- _THE TASK_: Filter the records below down to lines containing "ὑπερσ".

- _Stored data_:
======

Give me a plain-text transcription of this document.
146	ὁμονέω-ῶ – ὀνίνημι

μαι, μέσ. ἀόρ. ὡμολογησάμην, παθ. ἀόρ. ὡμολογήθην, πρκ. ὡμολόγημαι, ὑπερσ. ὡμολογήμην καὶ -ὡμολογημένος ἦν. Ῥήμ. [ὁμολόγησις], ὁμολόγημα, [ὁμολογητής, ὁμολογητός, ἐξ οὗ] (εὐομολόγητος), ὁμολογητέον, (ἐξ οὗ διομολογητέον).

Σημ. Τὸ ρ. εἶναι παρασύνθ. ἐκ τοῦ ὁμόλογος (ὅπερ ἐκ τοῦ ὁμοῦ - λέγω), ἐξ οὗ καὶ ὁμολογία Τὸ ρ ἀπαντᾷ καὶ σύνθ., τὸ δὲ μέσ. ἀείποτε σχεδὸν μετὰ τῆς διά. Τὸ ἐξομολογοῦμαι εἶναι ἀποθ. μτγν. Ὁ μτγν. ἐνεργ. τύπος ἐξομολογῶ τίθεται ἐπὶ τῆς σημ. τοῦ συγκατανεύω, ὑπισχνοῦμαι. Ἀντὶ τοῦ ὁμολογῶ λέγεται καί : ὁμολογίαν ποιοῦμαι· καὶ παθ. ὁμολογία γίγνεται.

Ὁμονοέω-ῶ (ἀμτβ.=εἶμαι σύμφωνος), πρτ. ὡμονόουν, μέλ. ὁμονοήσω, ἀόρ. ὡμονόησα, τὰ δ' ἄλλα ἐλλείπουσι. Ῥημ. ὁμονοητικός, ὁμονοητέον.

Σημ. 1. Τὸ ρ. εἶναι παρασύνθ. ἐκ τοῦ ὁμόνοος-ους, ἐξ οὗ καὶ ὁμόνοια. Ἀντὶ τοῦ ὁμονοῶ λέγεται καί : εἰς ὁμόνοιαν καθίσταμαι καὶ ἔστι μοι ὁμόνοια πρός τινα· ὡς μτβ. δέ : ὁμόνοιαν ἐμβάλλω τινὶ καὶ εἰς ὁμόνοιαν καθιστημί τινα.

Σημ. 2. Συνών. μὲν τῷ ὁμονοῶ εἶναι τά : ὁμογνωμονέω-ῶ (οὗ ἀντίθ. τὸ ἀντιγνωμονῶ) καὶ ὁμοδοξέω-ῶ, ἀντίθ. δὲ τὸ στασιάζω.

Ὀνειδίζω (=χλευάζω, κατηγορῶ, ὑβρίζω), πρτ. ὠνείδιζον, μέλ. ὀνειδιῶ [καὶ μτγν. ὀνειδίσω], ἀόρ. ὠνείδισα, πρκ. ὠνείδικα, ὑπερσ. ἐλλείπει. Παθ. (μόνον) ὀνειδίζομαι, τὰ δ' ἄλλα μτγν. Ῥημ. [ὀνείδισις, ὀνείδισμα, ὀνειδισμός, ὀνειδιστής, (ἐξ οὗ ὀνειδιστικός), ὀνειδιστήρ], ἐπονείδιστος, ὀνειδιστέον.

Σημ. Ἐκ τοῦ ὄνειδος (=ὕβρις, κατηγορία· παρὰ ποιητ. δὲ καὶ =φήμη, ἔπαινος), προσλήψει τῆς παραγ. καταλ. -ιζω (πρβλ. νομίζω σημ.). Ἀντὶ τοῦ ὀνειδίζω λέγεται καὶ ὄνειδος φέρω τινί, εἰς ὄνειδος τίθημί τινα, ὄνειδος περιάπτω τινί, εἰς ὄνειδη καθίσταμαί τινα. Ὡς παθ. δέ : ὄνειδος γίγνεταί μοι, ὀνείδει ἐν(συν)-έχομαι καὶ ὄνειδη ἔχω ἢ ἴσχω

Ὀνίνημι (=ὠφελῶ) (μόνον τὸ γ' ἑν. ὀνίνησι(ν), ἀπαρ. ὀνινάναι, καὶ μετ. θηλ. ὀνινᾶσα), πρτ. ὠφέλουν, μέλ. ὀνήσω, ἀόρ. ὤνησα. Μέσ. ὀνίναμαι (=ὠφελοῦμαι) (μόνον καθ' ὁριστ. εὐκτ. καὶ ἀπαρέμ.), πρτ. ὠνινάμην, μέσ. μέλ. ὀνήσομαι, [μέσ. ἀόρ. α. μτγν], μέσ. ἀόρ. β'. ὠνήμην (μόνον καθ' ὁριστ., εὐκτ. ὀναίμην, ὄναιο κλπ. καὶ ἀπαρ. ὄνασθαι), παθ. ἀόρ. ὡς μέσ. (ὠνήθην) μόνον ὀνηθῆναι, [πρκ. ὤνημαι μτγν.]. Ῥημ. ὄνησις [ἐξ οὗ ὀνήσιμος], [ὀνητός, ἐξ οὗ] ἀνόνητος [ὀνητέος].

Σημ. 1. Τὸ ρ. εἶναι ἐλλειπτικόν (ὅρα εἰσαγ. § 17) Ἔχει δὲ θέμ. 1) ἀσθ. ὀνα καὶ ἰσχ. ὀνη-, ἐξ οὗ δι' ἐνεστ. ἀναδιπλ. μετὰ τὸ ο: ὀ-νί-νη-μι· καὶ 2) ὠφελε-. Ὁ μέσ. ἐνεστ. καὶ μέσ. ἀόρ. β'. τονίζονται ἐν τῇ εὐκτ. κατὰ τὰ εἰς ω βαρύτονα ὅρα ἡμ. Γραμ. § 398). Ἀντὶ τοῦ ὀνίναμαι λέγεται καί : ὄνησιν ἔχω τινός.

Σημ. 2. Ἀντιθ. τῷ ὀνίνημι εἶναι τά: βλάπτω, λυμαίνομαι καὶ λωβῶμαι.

======

- _COMPLETE RESPONSE_:
μαι, μέσ. ἀόρ. ὡμολογησάμην, παθ. ἀόρ. ὡμολογήθην, πρκ. ὡμολόγημαι, ὑπερσ. ὡμολογήμην καὶ -ὡμολογημένος ἦν. Ῥήμ. [ὁμολόγησις], ὁμολόγημα, [ὁμολογητής, ὁμολογητός, ἐξ οὗ] (εὐομολόγητος), ὁμολογητέον, (ἐξ οὗ διομολογητέον).
Ὀνειδίζω (=χλευάζω, κατηγορῶ, ὑβρίζω), πρτ. ὠνείδιζον, μέλ. ὀνειδιῶ [καὶ μτγν. ὀνειδίσω], ἀόρ. ὠνείδισα, πρκ. ὠνείδικα, ὑπερσ. ἐλλείπει. Παθ. (μόνον) ὀνειδίζομαι, τὰ δ' ἄλλα μτγν. Ῥημ. [ὀνείδισις, ὀνείδισμα, ὀνειδισμός, ὀνειδιστής, (ἐξ οὗ ὀνειδιστικός), ὀνειδιστήρ], ἐπονείδιστος, ὀνειδιστέον.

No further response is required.